**Exercise requirements:**
Gather the lines from the material that contain "JSON".

○ ○ ○ ○ ○

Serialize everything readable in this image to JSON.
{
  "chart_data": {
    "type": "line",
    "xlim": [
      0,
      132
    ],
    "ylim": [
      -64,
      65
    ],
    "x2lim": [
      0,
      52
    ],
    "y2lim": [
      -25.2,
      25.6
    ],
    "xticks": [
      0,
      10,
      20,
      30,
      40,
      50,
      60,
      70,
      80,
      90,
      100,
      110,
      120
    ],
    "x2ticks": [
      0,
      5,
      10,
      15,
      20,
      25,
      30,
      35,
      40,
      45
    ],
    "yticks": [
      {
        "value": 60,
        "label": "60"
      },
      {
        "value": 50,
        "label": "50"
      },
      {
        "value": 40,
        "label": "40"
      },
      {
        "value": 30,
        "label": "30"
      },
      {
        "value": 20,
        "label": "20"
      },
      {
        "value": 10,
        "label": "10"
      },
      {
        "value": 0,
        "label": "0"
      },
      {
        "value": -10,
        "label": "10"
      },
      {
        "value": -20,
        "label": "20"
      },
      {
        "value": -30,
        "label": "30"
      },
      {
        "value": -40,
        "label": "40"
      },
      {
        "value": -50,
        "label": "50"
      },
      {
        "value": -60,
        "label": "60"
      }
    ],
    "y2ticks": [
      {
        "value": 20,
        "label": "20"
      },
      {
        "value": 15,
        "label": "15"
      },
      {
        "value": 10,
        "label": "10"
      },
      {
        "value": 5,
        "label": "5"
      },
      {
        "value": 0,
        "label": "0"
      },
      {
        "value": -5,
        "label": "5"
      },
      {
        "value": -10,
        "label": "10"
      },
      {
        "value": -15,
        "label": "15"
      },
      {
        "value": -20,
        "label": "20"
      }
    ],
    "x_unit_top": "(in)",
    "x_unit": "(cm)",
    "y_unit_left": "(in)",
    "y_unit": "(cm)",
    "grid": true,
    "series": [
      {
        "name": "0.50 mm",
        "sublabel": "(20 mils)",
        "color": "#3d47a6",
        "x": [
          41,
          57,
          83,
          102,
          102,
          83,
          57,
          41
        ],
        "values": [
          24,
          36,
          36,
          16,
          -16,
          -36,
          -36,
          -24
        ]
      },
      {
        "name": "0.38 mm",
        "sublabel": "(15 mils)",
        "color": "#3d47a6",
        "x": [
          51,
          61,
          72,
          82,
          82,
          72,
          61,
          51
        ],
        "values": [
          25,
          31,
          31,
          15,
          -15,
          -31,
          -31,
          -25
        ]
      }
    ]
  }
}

○ ○ ○ ○ ○

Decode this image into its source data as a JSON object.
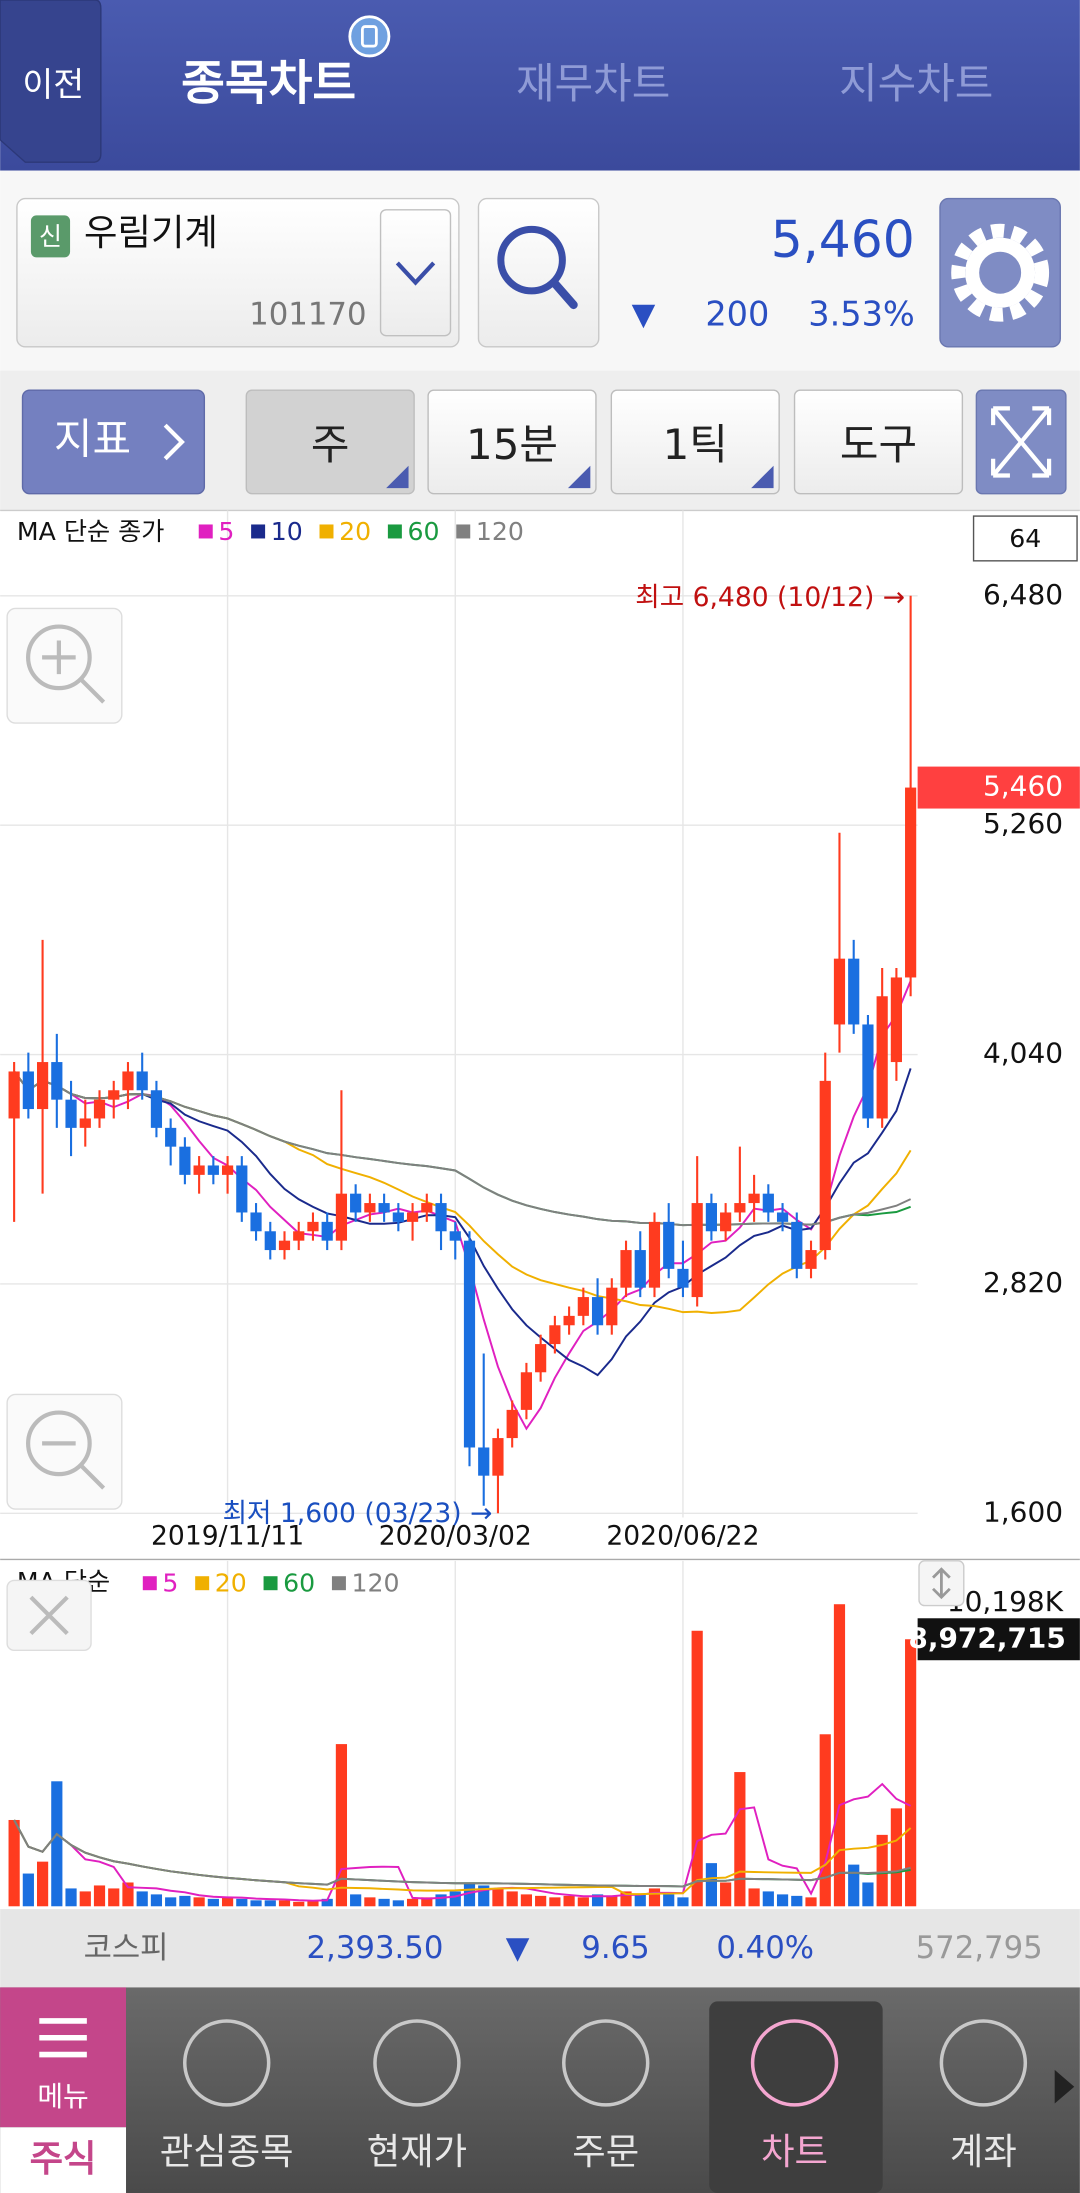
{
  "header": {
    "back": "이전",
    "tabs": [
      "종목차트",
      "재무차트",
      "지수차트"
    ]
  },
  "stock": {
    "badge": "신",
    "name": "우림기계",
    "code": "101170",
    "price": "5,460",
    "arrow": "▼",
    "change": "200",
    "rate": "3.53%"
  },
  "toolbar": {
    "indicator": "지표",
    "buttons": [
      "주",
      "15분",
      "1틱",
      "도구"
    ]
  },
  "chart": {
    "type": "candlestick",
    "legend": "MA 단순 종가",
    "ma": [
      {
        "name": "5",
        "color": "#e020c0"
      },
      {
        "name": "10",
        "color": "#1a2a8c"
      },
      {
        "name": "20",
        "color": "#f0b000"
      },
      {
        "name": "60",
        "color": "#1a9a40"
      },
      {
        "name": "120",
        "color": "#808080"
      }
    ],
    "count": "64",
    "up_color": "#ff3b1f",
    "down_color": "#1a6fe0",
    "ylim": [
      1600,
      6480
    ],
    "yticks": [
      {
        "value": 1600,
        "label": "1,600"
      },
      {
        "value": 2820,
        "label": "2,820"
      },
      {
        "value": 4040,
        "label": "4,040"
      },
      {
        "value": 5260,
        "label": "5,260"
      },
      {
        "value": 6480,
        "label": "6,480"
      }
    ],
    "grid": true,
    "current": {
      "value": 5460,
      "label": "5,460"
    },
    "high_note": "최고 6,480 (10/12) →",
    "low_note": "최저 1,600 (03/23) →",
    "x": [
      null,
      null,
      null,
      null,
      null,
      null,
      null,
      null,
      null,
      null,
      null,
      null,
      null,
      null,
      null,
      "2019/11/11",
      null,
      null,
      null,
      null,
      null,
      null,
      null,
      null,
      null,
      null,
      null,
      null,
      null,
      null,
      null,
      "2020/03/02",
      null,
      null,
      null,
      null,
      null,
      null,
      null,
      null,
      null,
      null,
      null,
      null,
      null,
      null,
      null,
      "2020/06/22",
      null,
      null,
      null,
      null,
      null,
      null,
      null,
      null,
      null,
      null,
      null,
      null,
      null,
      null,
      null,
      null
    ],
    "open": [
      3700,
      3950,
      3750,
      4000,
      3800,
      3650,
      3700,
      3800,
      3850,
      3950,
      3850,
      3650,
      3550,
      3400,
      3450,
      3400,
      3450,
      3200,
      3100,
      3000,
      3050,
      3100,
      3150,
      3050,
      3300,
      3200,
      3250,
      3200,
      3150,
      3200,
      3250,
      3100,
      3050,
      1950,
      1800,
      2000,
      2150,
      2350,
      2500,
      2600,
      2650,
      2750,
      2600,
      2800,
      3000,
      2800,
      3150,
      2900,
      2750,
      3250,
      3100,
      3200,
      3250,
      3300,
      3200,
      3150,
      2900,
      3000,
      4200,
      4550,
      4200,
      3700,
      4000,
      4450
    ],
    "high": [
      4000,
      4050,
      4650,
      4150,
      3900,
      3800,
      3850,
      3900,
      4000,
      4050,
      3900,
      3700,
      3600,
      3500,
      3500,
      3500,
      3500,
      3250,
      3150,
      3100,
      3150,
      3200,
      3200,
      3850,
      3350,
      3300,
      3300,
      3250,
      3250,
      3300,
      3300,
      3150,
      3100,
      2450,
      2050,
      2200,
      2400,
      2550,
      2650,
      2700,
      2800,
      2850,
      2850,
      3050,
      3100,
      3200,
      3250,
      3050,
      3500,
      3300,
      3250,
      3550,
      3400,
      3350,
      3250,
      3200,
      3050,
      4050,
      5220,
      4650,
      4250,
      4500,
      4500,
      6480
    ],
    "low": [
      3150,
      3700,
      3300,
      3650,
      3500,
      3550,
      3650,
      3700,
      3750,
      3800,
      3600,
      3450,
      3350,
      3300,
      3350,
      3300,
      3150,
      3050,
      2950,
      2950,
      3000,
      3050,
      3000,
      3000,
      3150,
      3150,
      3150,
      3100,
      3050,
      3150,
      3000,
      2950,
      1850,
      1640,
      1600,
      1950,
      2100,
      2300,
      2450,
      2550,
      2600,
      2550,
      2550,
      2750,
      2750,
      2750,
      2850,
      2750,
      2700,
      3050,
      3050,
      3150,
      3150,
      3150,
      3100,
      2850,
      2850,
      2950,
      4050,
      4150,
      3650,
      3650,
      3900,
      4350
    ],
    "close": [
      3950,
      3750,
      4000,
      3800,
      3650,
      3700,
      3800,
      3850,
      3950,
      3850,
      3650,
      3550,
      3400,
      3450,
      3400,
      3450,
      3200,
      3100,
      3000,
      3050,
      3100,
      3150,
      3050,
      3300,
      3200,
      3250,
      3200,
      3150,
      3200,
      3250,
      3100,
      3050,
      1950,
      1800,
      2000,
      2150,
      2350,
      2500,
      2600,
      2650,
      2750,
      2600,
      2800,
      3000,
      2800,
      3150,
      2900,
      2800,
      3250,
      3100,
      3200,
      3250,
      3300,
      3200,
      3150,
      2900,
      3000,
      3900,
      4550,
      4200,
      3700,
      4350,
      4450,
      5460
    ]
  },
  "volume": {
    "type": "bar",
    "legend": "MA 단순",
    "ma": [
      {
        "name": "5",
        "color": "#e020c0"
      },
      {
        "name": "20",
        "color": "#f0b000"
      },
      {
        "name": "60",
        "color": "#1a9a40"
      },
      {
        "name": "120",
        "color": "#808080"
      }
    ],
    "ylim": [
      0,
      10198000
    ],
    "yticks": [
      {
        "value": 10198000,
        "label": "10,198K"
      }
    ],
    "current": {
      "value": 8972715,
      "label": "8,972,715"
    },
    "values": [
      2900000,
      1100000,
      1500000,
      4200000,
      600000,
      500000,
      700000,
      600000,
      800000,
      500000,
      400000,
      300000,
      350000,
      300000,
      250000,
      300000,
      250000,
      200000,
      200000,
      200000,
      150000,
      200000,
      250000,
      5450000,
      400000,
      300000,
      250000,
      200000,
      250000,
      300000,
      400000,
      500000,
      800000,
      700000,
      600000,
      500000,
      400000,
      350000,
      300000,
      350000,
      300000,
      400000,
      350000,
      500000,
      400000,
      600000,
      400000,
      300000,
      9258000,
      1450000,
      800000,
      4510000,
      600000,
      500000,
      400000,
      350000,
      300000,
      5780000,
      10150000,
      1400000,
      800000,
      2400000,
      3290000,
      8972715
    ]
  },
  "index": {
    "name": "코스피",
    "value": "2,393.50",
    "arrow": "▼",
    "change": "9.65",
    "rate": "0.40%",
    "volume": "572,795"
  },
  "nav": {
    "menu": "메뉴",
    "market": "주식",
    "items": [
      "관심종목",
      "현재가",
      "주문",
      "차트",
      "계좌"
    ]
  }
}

○ ○ ○ ○ ○

**Full solution:**
Serialize everything readable in this image to JSON.
Decode this image into its source data as a JSON object.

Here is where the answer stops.